■ What to do ■
Look through the material below. Copy every line with the string "electrical" in it.

■ Records for the exercise ■
┌──

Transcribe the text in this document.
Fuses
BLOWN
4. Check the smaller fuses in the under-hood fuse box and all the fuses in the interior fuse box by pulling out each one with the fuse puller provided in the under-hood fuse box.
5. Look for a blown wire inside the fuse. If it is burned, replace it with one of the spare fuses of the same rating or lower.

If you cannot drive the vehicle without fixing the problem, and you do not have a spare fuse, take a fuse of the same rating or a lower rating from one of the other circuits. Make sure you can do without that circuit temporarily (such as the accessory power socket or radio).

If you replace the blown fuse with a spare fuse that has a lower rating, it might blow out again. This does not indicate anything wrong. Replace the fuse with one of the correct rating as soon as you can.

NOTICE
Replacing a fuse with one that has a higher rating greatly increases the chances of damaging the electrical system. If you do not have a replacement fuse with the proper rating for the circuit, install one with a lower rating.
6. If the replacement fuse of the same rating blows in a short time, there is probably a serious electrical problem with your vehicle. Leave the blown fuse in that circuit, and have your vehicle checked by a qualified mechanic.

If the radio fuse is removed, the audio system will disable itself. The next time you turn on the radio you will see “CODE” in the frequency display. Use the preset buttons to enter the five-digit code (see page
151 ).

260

└──

■ Solution to this exercise ■
Replacing a fuse with one that has a higher rating greatly increases the chances of damaging the electrical system. If you do not have a replacement fuse with the proper rating for the circuit, install one with a lower rating.
6. If the replacement fuse of the same rating blows in a short time, there is probably a serious electrical problem with your vehicle. Leave the blown fuse in that circuit, and have your vehicle checked by a qualified mechanic.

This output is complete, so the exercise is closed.